Entries with figure data

----

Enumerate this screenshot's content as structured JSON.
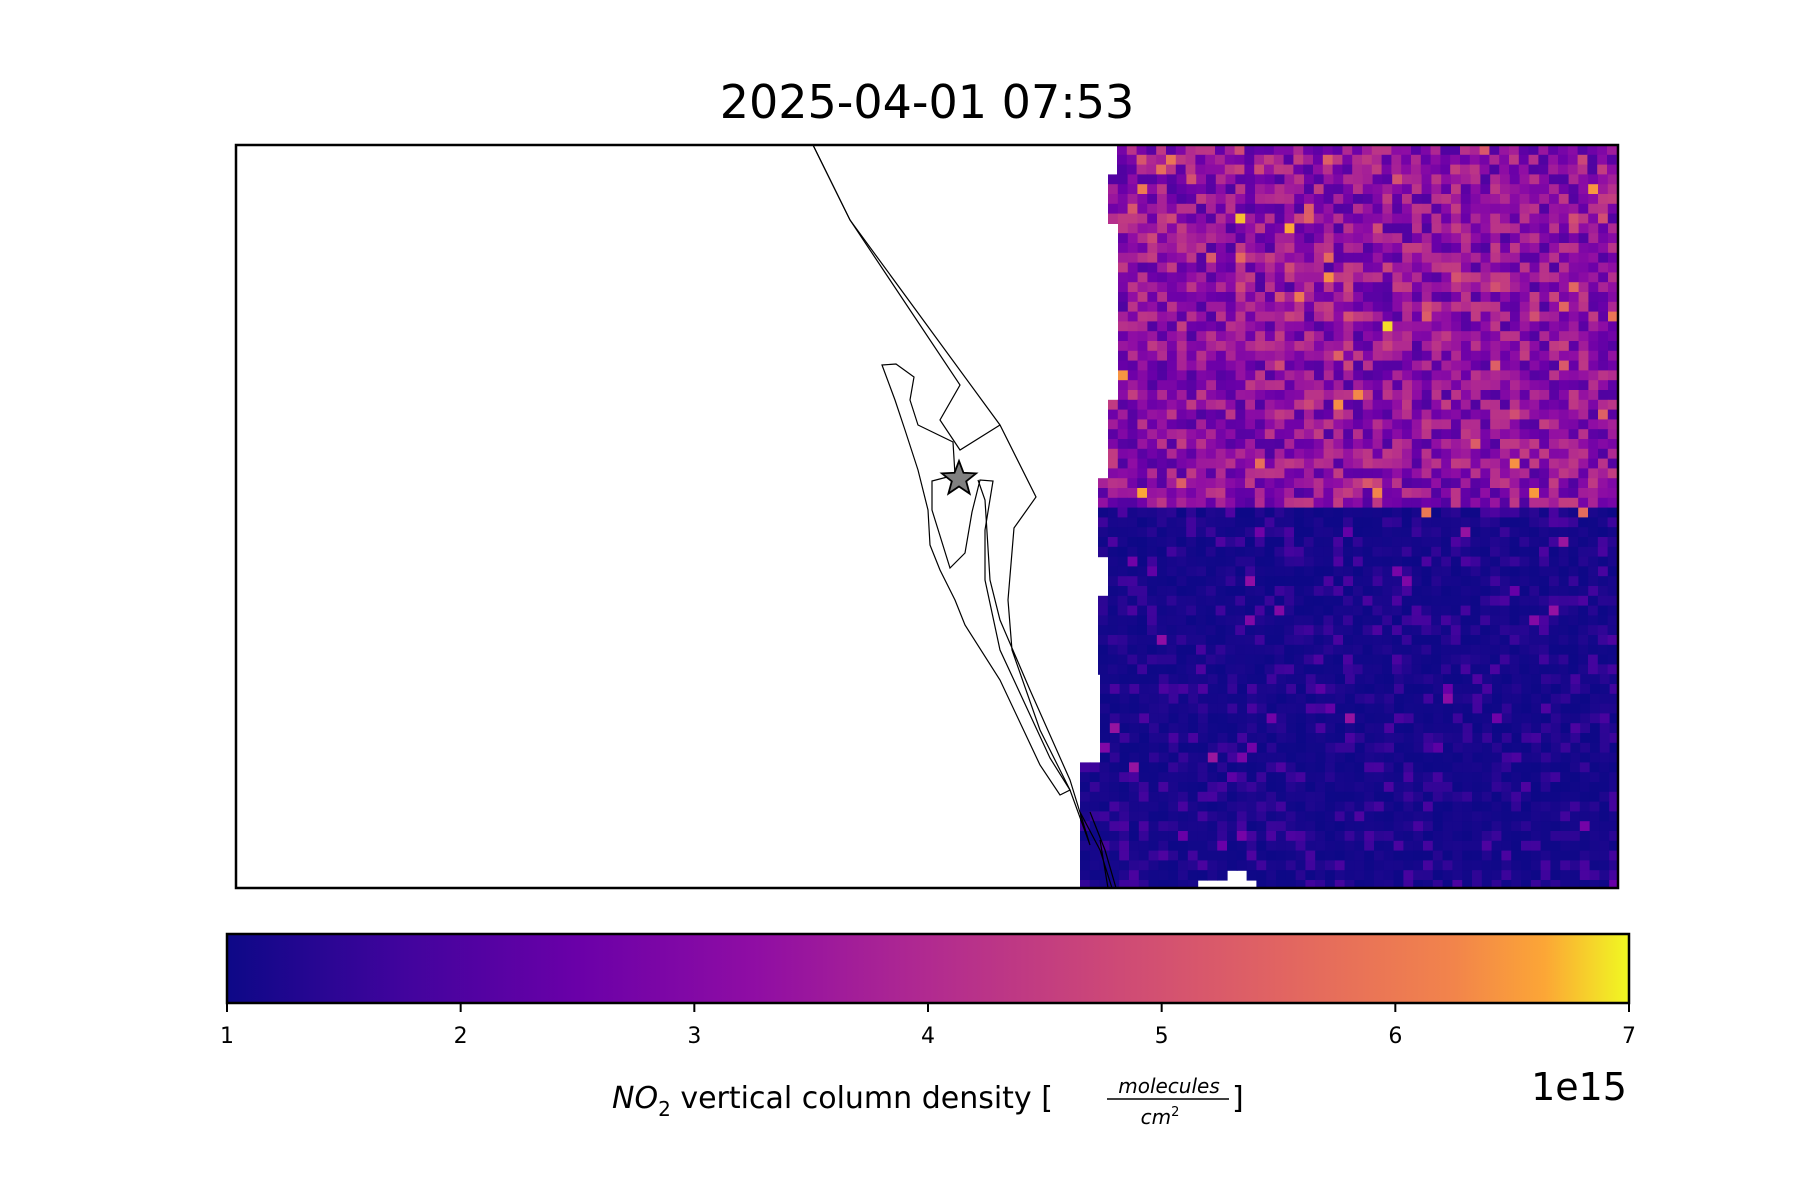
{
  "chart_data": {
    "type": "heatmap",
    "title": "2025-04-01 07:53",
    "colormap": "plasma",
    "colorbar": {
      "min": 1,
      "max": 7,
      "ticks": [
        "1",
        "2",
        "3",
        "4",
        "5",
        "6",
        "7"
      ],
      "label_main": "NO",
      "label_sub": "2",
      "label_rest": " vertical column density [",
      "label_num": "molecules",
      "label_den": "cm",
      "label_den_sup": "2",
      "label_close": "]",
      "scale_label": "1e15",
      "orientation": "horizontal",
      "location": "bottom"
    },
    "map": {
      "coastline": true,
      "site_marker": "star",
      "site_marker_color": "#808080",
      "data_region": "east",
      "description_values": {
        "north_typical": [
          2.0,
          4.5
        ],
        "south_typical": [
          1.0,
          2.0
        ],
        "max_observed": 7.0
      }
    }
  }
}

----

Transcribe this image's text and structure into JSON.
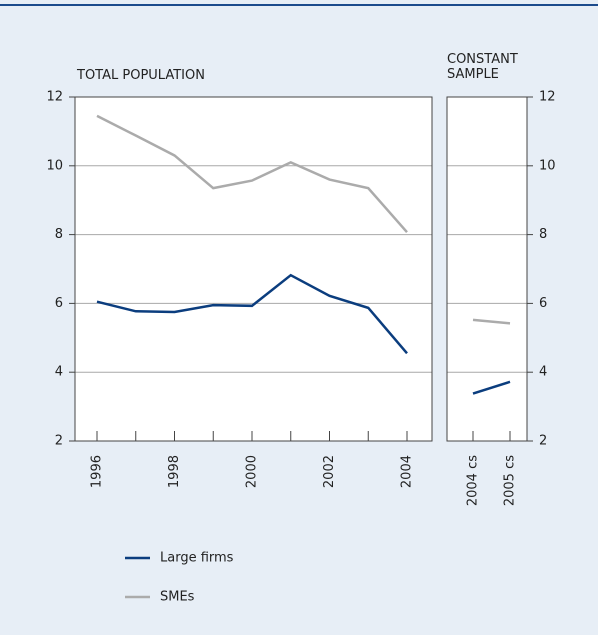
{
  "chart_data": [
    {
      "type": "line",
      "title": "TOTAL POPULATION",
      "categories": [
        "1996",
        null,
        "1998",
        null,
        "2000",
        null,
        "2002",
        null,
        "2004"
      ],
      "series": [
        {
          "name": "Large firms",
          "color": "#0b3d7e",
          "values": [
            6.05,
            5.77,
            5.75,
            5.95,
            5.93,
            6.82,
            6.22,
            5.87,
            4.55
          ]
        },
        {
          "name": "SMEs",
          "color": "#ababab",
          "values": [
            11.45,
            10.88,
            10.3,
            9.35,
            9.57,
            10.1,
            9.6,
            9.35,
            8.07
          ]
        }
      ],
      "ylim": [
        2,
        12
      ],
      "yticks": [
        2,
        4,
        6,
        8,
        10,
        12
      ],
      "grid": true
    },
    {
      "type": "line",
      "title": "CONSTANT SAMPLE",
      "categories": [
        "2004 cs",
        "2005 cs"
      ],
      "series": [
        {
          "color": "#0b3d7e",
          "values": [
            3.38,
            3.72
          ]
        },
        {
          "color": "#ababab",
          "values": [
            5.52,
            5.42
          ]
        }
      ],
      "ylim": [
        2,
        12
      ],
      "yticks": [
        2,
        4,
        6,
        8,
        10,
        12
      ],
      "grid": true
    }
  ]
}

----

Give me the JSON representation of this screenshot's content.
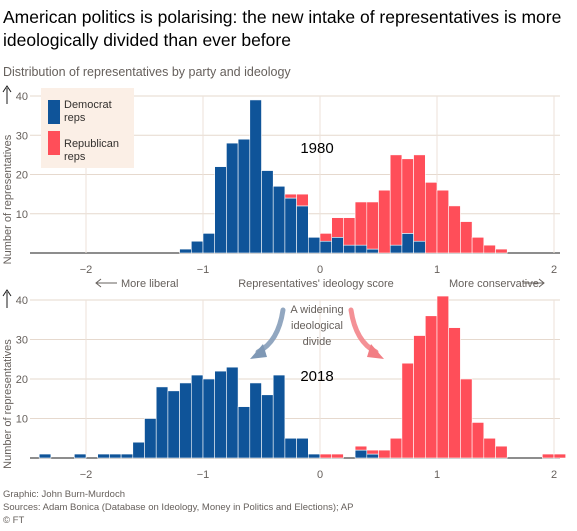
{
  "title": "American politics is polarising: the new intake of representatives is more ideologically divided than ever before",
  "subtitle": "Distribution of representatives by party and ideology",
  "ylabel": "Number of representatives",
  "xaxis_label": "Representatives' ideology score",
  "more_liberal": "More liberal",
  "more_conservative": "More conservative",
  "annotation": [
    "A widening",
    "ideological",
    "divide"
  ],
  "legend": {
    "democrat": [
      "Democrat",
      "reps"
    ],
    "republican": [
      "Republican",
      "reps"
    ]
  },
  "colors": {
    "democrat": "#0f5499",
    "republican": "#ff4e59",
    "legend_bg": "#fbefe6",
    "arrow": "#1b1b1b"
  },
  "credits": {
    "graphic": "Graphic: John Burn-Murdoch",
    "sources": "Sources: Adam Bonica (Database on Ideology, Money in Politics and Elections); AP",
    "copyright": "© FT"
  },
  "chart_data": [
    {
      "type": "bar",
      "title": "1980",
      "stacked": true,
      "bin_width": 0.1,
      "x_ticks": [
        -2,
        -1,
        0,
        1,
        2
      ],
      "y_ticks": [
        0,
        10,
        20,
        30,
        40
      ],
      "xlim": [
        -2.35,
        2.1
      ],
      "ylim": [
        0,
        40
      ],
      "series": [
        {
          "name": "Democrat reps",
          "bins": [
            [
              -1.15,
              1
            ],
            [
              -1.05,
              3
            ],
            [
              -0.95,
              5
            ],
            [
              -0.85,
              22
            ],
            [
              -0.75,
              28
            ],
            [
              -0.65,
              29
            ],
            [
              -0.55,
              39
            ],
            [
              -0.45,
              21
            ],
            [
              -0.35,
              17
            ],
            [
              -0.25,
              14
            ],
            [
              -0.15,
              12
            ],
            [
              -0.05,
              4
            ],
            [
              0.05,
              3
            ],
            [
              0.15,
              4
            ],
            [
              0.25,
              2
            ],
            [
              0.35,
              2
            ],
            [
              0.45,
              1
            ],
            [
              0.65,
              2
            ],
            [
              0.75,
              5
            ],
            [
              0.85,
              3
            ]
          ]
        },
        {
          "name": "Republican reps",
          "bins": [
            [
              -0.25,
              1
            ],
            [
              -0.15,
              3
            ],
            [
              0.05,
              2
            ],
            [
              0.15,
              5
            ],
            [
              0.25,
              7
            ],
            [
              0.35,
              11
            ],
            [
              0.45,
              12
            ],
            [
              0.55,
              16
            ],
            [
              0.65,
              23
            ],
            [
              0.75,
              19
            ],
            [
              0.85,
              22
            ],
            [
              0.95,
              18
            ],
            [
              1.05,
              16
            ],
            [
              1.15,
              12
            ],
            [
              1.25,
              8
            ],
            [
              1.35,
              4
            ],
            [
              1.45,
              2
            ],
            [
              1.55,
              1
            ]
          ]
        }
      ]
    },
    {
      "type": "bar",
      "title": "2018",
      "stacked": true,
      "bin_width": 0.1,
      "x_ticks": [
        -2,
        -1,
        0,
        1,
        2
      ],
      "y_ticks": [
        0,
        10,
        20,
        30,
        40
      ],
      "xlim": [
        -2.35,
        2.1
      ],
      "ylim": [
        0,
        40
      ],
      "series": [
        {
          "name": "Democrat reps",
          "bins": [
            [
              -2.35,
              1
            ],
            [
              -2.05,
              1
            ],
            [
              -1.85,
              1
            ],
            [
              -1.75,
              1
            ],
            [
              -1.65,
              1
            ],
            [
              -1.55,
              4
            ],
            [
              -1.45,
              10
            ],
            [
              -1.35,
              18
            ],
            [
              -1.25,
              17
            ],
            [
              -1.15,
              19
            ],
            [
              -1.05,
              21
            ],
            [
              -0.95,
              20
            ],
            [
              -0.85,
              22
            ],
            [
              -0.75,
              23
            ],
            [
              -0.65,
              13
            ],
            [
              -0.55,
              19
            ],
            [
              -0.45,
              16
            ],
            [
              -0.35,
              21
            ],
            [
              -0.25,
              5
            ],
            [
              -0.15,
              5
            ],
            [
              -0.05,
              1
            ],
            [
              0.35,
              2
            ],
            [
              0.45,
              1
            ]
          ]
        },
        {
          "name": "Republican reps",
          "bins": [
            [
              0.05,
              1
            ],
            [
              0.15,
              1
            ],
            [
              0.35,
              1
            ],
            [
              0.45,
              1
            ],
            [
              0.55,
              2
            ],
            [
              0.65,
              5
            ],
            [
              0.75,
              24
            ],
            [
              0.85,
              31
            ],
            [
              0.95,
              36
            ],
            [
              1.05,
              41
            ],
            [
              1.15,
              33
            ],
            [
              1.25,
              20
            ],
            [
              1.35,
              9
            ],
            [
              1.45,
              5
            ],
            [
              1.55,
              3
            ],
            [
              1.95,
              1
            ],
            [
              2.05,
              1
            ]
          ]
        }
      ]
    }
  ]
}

----

Read the data above. Pull out each line in which the string "screenshot" appears.

Enumerate this screenshot's content as structured JSON.
Give me the JSON representation of this screenshot's content.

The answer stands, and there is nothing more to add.